• _INSTRUCTIONS TO FOLLOW_:
Images should be left out, and everything else in the listing reproduced exactly.

###

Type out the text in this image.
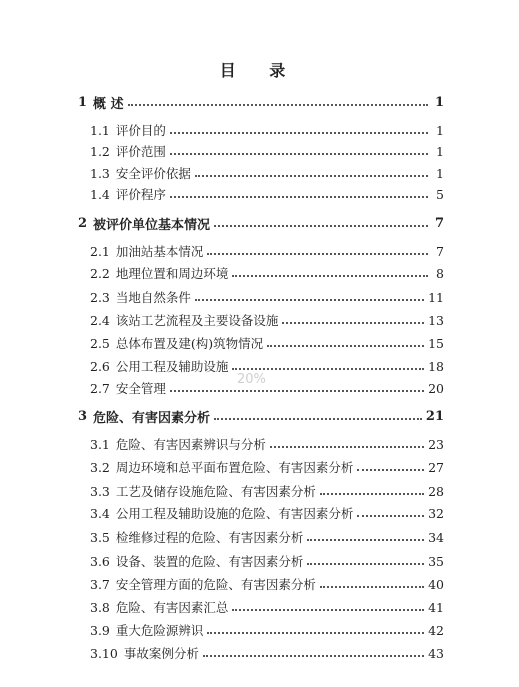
目 录
1 概 述	1
1.1 评价目的	1
1.2 评价范围	1
1.3 安全评价依据	1
1.4 评价程序	5
2 被评价单位基本情况	7
2.1 加油站基本情况	7
2.2 地理位置和周边环境	8
2.3 当地自然条件	11
2.4 该站工艺流程及主要设备设施	13
2.5 总体布置及建(构)筑物情况	15
2.6 公用工程及辅助设施	18
2.7 安全管理	20
3 危险、有害因素分析	21
3.1 危险、有害因素辨识与分析	23
3.2 周边环境和总平面布置危险、有害因素分析	27
3.3 工艺及储存设施危险、有害因素分析	28
3.4 公用工程及辅助设施的危险、有害因素分析	32
3.5 检维修过程的危险、有害因素分析	34
3.6 设备、装置的危险、有害因素分析	35
3.7 安全管理方面的危险、有害因素分析	40
3.8 危险、有害因素汇总	41
3.9 重大危险源辨识	42
3.10 事故案例分析	43
20%
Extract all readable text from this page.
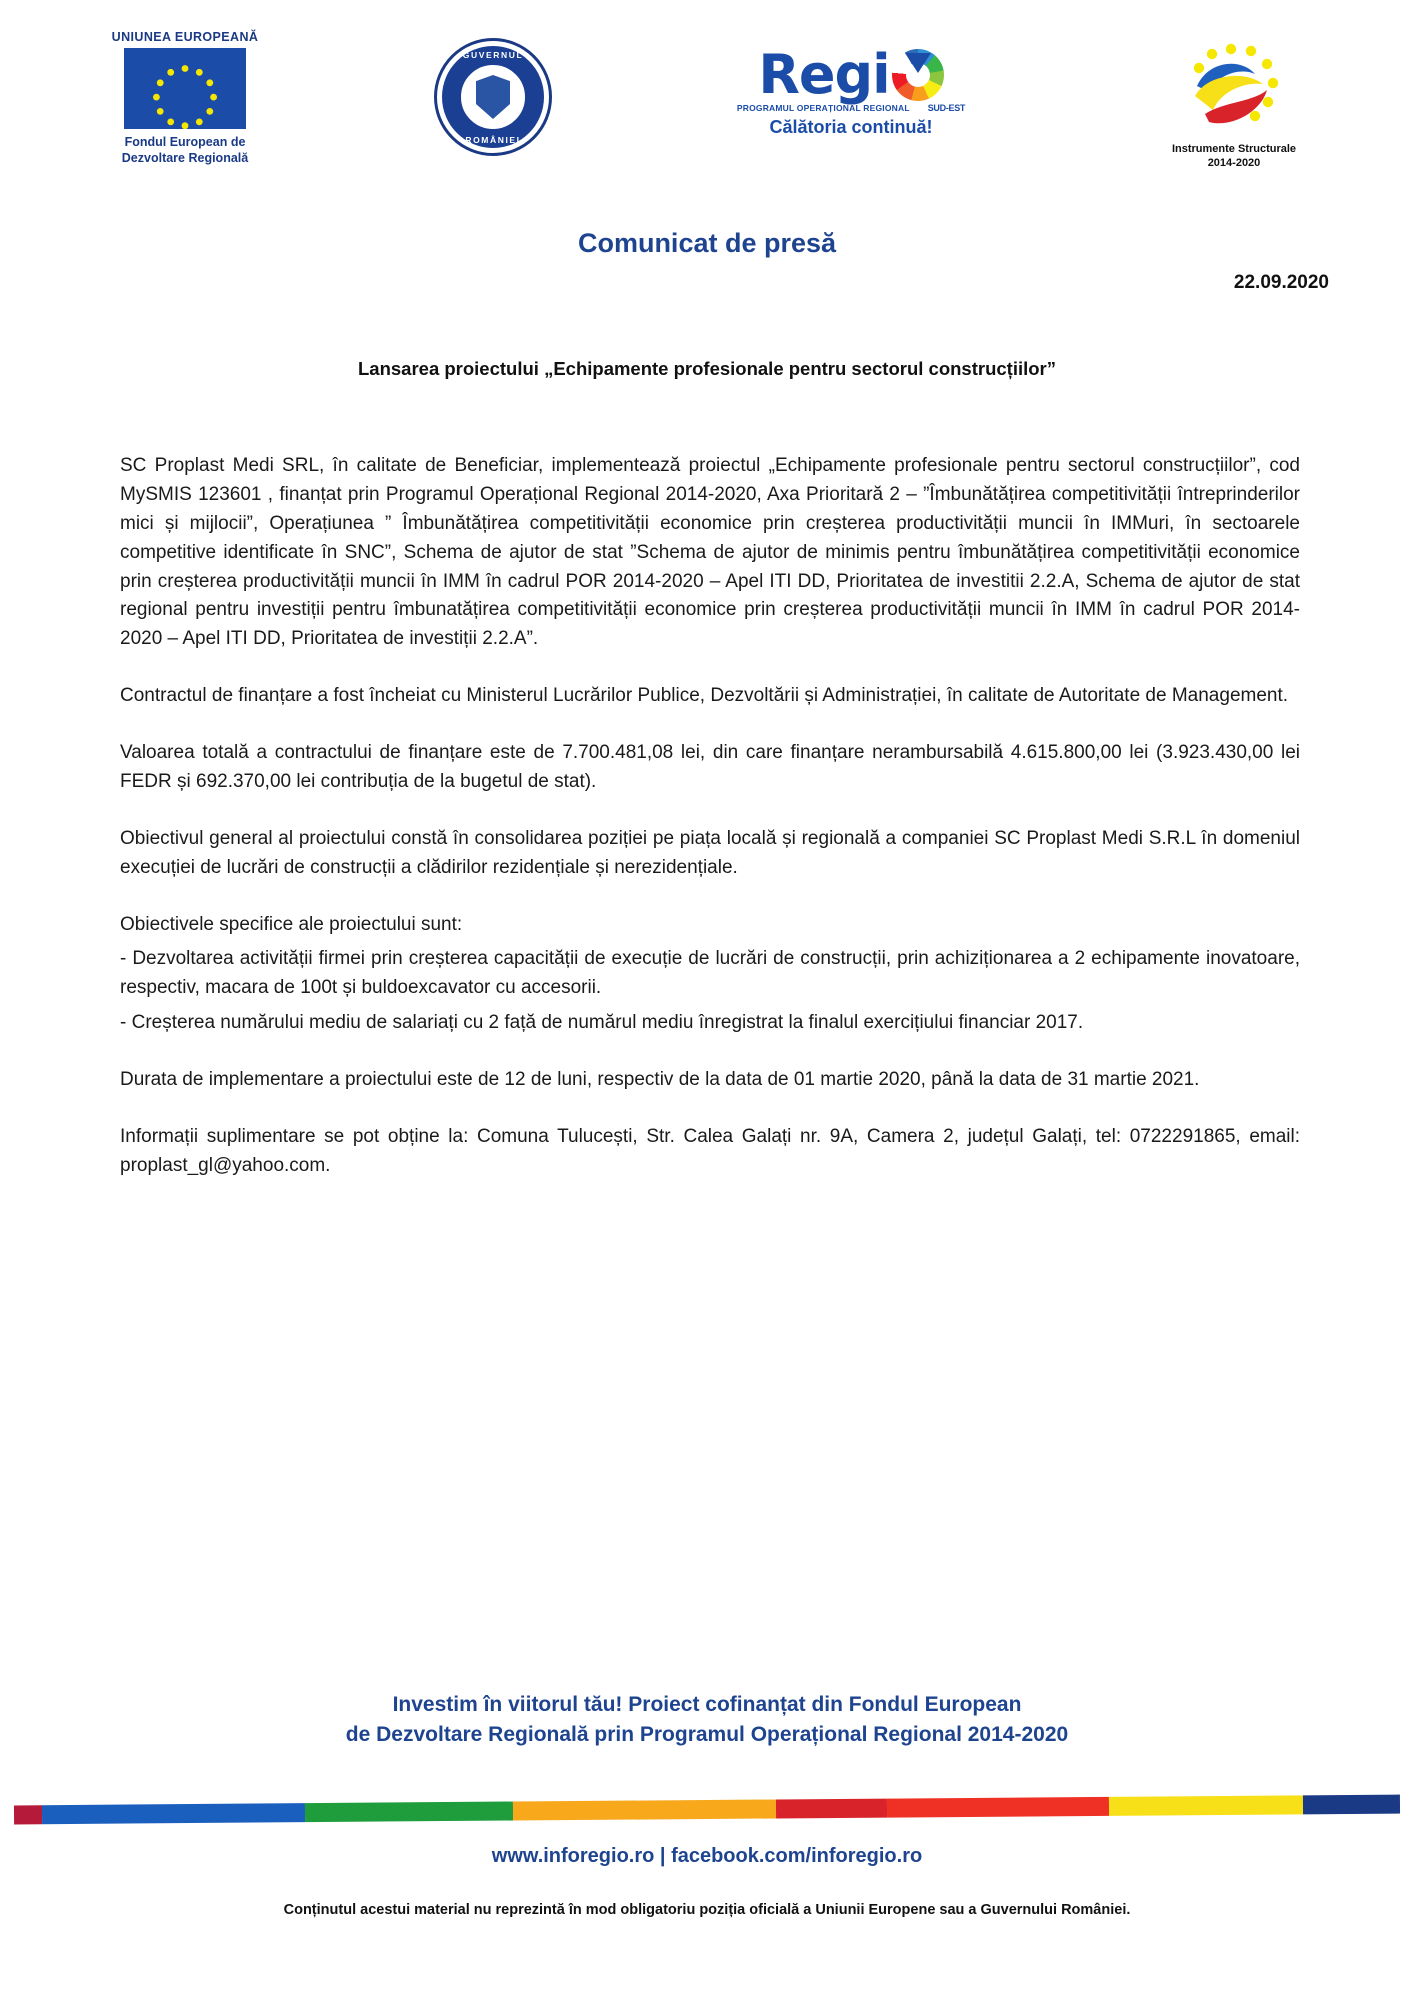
UNIUNEA EUROPEANĂ
Fondul European de
Dezvoltare Regională
GUVERNUL
ROMÂNIEI
Regi
PROGRAMUL OPERAȚIONAL REGIONAL SUD-EST
Călătoria continuă!
Instrumente Structurale
2014-2020
Comunicat de presă
22.09.2020
Lansarea proiectului „Echipamente profesionale pentru sectorul construcțiilor”

SC Proplast Medi SRL, în calitate de Beneficiar, implementează proiectul „Echipamente profesionale pentru sectorul construcțiilor”, cod MySMIS 123601 , finanțat prin Programul Operațional Regional 2014-2020, Axa Prioritară 2 – ”Îmbunătățirea competitivității întreprinderilor mici și mijlocii”, Operațiunea ” Îmbunătățirea competitivității economice prin creșterea productivității muncii în IMMuri, în sectoarele competitive identificate în SNC”, Schema de ajutor de stat ”Schema de ajutor de minimis pentru îmbunătățirea competitivității economice prin creșterea productivității muncii în IMM în cadrul POR 2014-2020 – Apel ITI DD, Prioritatea de investitii 2.2.A, Schema de ajutor de stat regional pentru investiții pentru îmbunatățirea competitivității economice prin creșterea productivității muncii în IMM în cadrul POR 2014-2020 – Apel ITI DD, Prioritatea de investiții 2.2.A”.

Contractul de finanțare a fost încheiat cu Ministerul Lucrărilor Publice, Dezvoltării și Administrației, în calitate de Autoritate de Management.

Valoarea totală a contractului de finanțare este de 7.700.481,08 lei, din care finanțare nerambursabilă 4.615.800,00 lei (3.923.430,00 lei FEDR și 692.370,00 lei contribuția de la bugetul de stat).

Obiectivul general al proiectului constă în consolidarea poziției pe piața locală și regională a companiei SC Proplast Medi S.R.L în domeniul execuției de lucrări de construcții a clădirilor rezidențiale și nerezidențiale.

Obiectivele specifice ale proiectului sunt:

- Dezvoltarea activității firmei prin creșterea capacității de execuție de lucrări de construcții, prin achiziționarea a 2 echipamente inovatoare, respectiv, macara de 100t și buldoexcavator cu accesorii.

- Creșterea numărului mediu de salariați cu 2 față de numărul mediu înregistrat la finalul exercițiului financiar 2017.

Durata de implementare a proiectului este de 12 de luni, respectiv de la data de 01 martie 2020, până la data de 31 martie 2021.

Informații suplimentare se pot obține la: Comuna Tulucești, Str. Calea Galați nr. 9A, Camera 2, județul Galați, tel: 0722291865, email: proplast_gl@yahoo.com.

Investim în viitorul tău! Proiect cofinanțat din Fondul European
de Dezvoltare Regională prin Programul Operațional Regional 2014-2020
www.inforegio.ro | facebook.com/inforegio.ro
Conținutul acestui material nu reprezintă în mod obligatoriu poziția oficială a Uniunii Europene sau a Guvernului României.
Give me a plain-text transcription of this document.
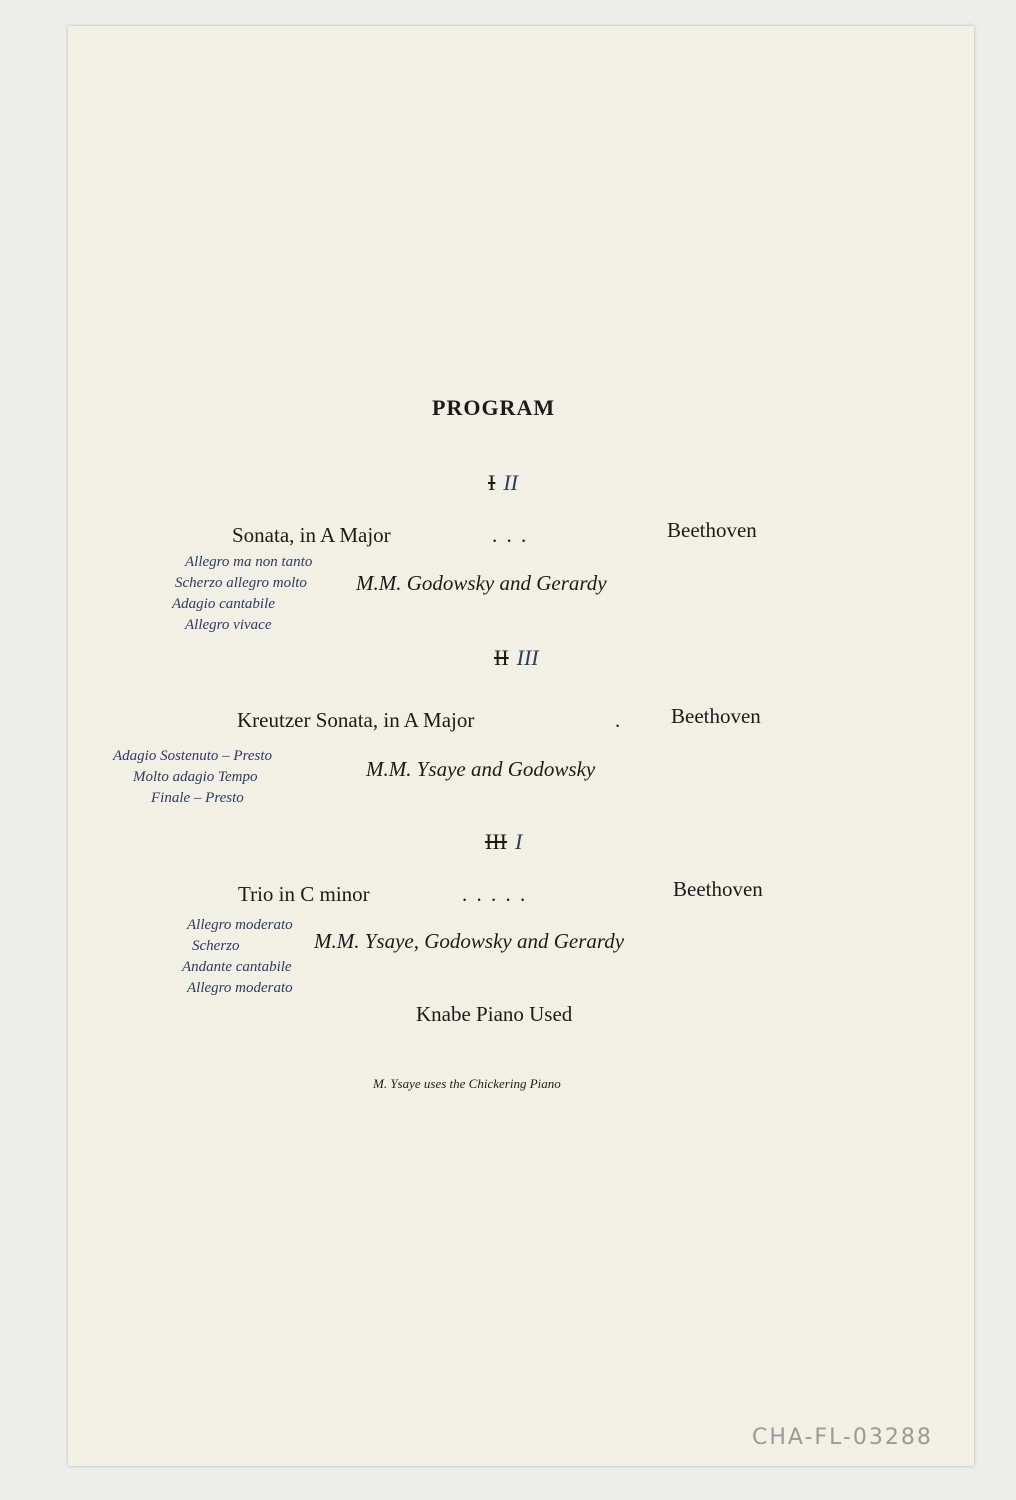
PROGRAM
I II
Sonata, in A Major	. . .	Beethoven
M.M. Godowsky and Gerardy
Allegro ma non tanto
Scherzo allegro molto
Adagio cantabile
Allegro vivace
II III
Kreutzer Sonata, in A Major	. Beethoven
M.M. Ysaye and Godowsky
Adagio Sostenuto – Presto
Molto adagio Tempo
Finale – Presto
III I
Trio in C minor	. . . . .	Beethoven
M.M. Ysaye, Godowsky and Gerardy
Allegro moderato
Scherzo
Andante cantabile
Allegro moderato
Knabe Piano Used
M. Ysaye uses the Chickering Piano
CHA-FL-03288
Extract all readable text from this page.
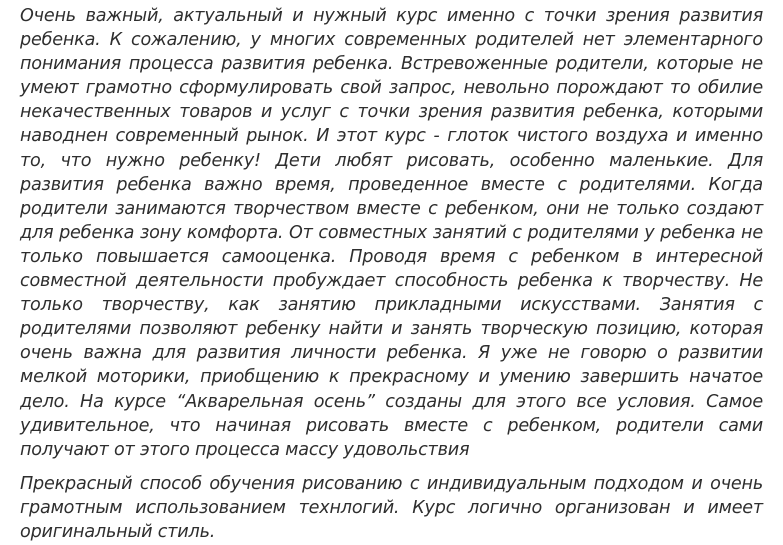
Очень важный, актуальный и нужный курс именно с точки зрения развития ребенка. К сожалению, у многих современных родителей нет элементарного понимания процесса развития ребенка. Встревоженные родители, которые не умеют грамотно сформулировать свой запрос, невольно порождают то обилие некачественных товаров и услуг с точки зрения развития ребенка, которыми наводнен современный рынок. И этот курс - глоток чистого воздуха и именно то, что нужно ребенку! Дети любят рисовать, особенно маленькие. Для развития ребенка важно время, проведенное вместе с родителями. Когда родители занимаются творчеством вместе с ребенком, они не только создают для ребенка зону комфорта. От совместных занятий с родителями у ребенка не только повышается самооценка. Проводя время с ребенком в интересной совместной деятельности пробуждает способность ребенка к творчеству. Не только творчеству, как занятию прикладными искусствами. Занятия с родителями позволяют ребенку найти и занять творческую позицию, которая очень важна для развития личности ребенка. Я уже не говорю о развитии мелкой моторики, приобщению к прекрасному и умению завершить начатое дело. На курсе “Акварельная осень” созданы для этого все условия. Самое удивительное, что начиная рисовать вместе с ребенком, родители сами получают от этого процесса массу удовольствия

Прекрасный способ обучения рисованию с индивидуальным подходом и очень грамотным использованием технлогий. Курс логично организован и имеет оригинальный стиль.
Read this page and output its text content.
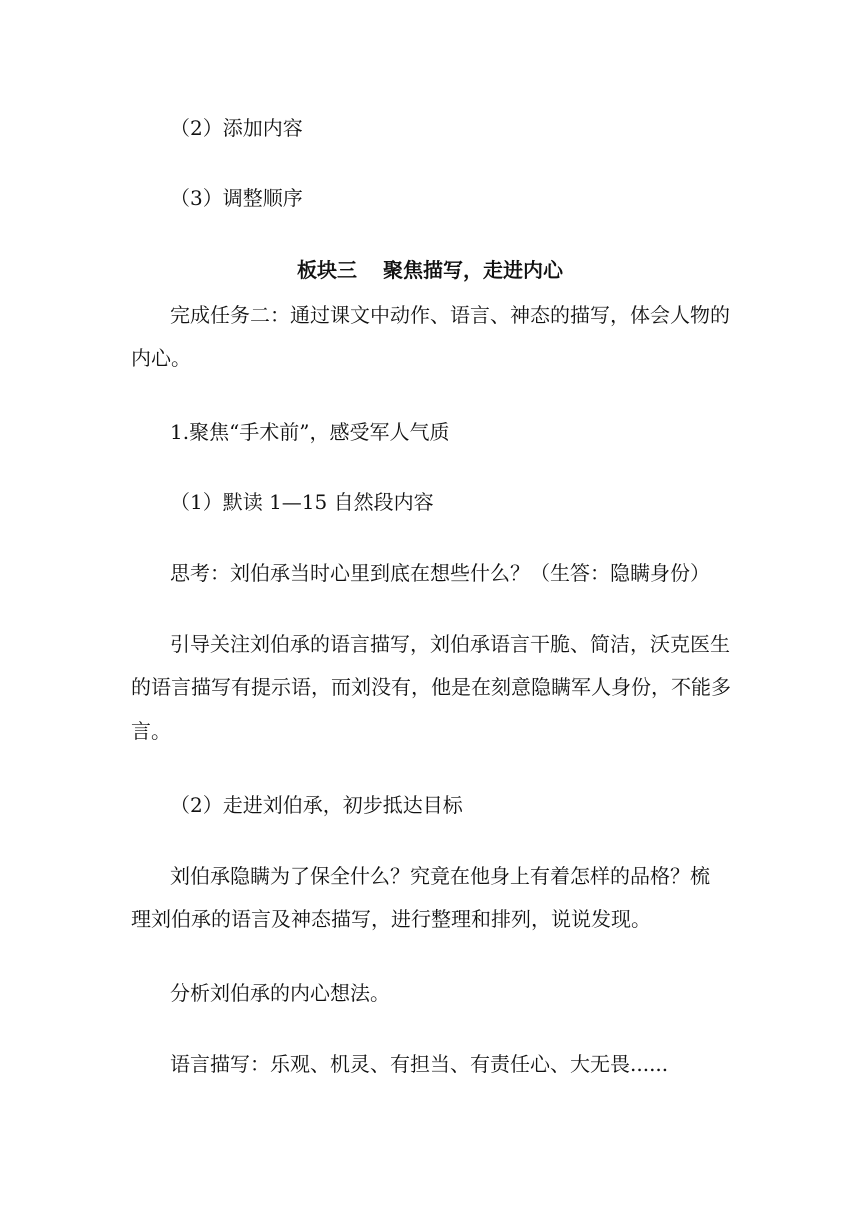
（2）添加内容
（3）调整顺序
板块三 聚焦描写，走进内心
完成任务二：通过课文中动作、语言、神态的描写，体会人物的
内心。
1.聚焦“手术前”，感受军人气质
（1）默读 1—15 自然段内容
思考：刘伯承当时心里到底在想些什么？（生答：隐瞒身份）
引导关注刘伯承的语言描写，刘伯承语言干脆、简洁，沃克医生
的语言描写有提示语，而刘没有，他是在刻意隐瞒军人身份，不能多
言。
（2）走进刘伯承，初步抵达目标
刘伯承隐瞒为了保全什么？究竟在他身上有着怎样的品格？梳
理刘伯承的语言及神态描写，进行整理和排列，说说发现。
分析刘伯承的内心想法。
语言描写：乐观、机灵、有担当、有责任心、大无畏......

###

• _SOLUTION FOR THIS PROBLEM_:
Type out the text in this image.
目 录
1 概 述	1
1.1 评价目的	1
1.2 评价范围	1
1.3 安全评价依据	1
1.4 评价程序	5
2 被评价单位基本情况	7
2.1 加油站基本情况	7
2.2 地理位置和周边环境	8
2.3 当地自然条件	11
2.4 该站工艺流程及主要设备设施	13
2.5 总体布置及建(构)筑物情况	15
2.6 公用工程及辅助设施	18
2.7 安全管理	20
3 危险、有害因素分析	21
3.1 危险、有害因素辨识与分析	23
3.2 周边环境和总平面布置危险、有害因素分析	27
3.3 工艺及储存设施危险、有害因素分析	28
3.4 公用工程及辅助设施的危险、有害因素分析	32
3.5 检维修过程的危险、有害因素分析	34
3.6 设备、装置的危险、有害因素分析	35
3.7 安全管理方面的危险、有害因素分析	40
3.8 危险、有害因素汇总	41
3.9 重大危险源辨识	42
3.10 事故案例分析	43
20%
Extract all readable text from this page.
UNIUNEA EUROPEANĂ
Fondul European de
Dezvoltare Regională
GUVERNUL
ROMÂNIEI
Regi
PROGRAMUL OPERAȚIONAL REGIONAL SUD-EST
Călătoria continuă!
Instrumente Structurale
2014-2020
Comunicat de presă
22.09.2020
Lansarea proiectului „Echipamente profesionale pentru sectorul construcțiilor”

SC Proplast Medi SRL, în calitate de Beneficiar, implementează proiectul „Echipamente profesionale pentru sectorul construcțiilor”, cod MySMIS 123601 , finanțat prin Programul Operațional Regional 2014-2020, Axa Prioritară 2 – ”Îmbunătățirea competitivității întreprinderilor mici și mijlocii”, Operațiunea ” Îmbunătățirea competitivității economice prin creșterea productivității muncii în IMMuri, în sectoarele competitive identificate în SNC”, Schema de ajutor de stat ”Schema de ajutor de minimis pentru îmbunătățirea competitivității economice prin creșterea productivității muncii în IMM în cadrul POR 2014-2020 – Apel ITI DD, Prioritatea de investitii 2.2.A, Schema de ajutor de stat regional pentru investiții pentru îmbunatățirea competitivității economice prin creșterea productivității muncii în IMM în cadrul POR 2014-2020 – Apel ITI DD, Prioritatea de investiții 2.2.A”.

Contractul de finanțare a fost încheiat cu Ministerul Lucrărilor Publice, Dezvoltării și Administrației, în calitate de Autoritate de Management.

Valoarea totală a contractului de finanțare este de 7.700.481,08 lei, din care finanțare nerambursabilă 4.615.800,00 lei (3.923.430,00 lei FEDR și 692.370,00 lei contribuția de la bugetul de stat).

Obiectivul general al proiectului constă în consolidarea poziției pe piața locală și regională a companiei SC Proplast Medi S.R.L în domeniul execuției de lucrări de construcții a clădirilor rezidențiale și nerezidențiale.

Obiectivele specifice ale proiectului sunt:

- Dezvoltarea activității firmei prin creșterea capacității de execuție de lucrări de construcții, prin achiziționarea a 2 echipamente inovatoare, respectiv, macara de 100t și buldoexcavator cu accesorii.

- Creșterea numărului mediu de salariați cu 2 față de numărul mediu înregistrat la finalul exercițiului financiar 2017.

Durata de implementare a proiectului este de 12 de luni, respectiv de la data de 01 martie 2020, până la data de 31 martie 2021.

Informații suplimentare se pot obține la: Comuna Tulucești, Str. Calea Galați nr. 9A, Camera 2, județul Galați, tel: 0722291865, email: proplast_gl@yahoo.com.

Investim în viitorul tău! Proiect cofinanțat din Fondul European
de Dezvoltare Regională prin Programul Operațional Regional 2014-2020
www.inforegio.ro | facebook.com/inforegio.ro
Conținutul acestui material nu reprezintă în mod obligatoriu poziția oficială a Uniunii Europene sau a Guvernului României.
Give me a plain-text transcription of this document.
PROGRAM
I II
Sonata, in A Major	. . .	Beethoven
M.M. Godowsky and Gerardy
Allegro ma non tanto
Scherzo allegro molto
Adagio cantabile
Allegro vivace
II III
Kreutzer Sonata, in A Major	. Beethoven
M.M. Ysaye and Godowsky
Adagio Sostenuto – Presto
Molto adagio Tempo
Finale – Presto
III I
Trio in C minor	. . . . .	Beethoven
M.M. Ysaye, Godowsky and Gerardy
Allegro moderato
Scherzo
Andante cantabile
Allegro moderato
Knabe Piano Used
M. Ysaye uses the Chickering Piano
CHA-FL-03288
Extract all readable text from this page.
Очень важный, актуальный и нужный курс именно с точки зрения развития ребенка. К сожалению, у многих современных родителей нет элементарного понимания процесса развития ребенка. Встревоженные родители, которые не умеют грамотно сформулировать свой запрос, невольно порождают то обилие некачественных товаров и услуг с точки зрения развития ребенка, которыми наводнен современный рынок. И этот курс - глоток чистого воздуха и именно то, что нужно ребенку! Дети любят рисовать, особенно маленькие. Для развития ребенка важно время, проведенное вместе с родителями. Когда родители занимаются творчеством вместе с ребенком, они не только создают для ребенка зону комфорта. От совместных занятий с родителями у ребенка не только повышается самооценка. Проводя время с ребенком в интересной совместной деятельности пробуждает способность ребенка к творчеству. Не только творчеству, как занятию прикладными искусствами. Занятия с родителями позволяют ребенку найти и занять творческую позицию, которая очень важна для развития личности ребенка. Я уже не говорю о развитии мелкой моторики, приобщению к прекрасному и умению завершить начатое дело. На курсе “Акварельная осень” созданы для этого все условия. Самое удивительное, что начиная рисовать вместе с ребенком, родители сами получают от этого процесса массу удовольствия

Прекрасный способ обучения рисованию с индивидуальным подходом и очень грамотным использованием технлогий. Курс логично организован и имеет оригинальный стиль.
Read this page and output its text content.
（2）添加内容
（3）调整顺序
板块三 聚焦描写，走进内心
完成任务二：通过课文中动作、语言、神态的描写，体会人物的
内心。
1.聚焦“手术前”，感受军人气质
（1）默读 1—15 自然段内容
思考：刘伯承当时心里到底在想些什么？（生答：隐瞒身份）
引导关注刘伯承的语言描写，刘伯承语言干脆、简洁，沃克医生
的语言描写有提示语，而刘没有，他是在刻意隐瞒军人身份，不能多
言。
（2）走进刘伯承，初步抵达目标
刘伯承隐瞒为了保全什么？究竟在他身上有着怎样的品格？梳
理刘伯承的语言及神态描写，进行整理和排列，说说发现。
分析刘伯承的内心想法。
语言描写：乐观、机灵、有担当、有责任心、大无畏......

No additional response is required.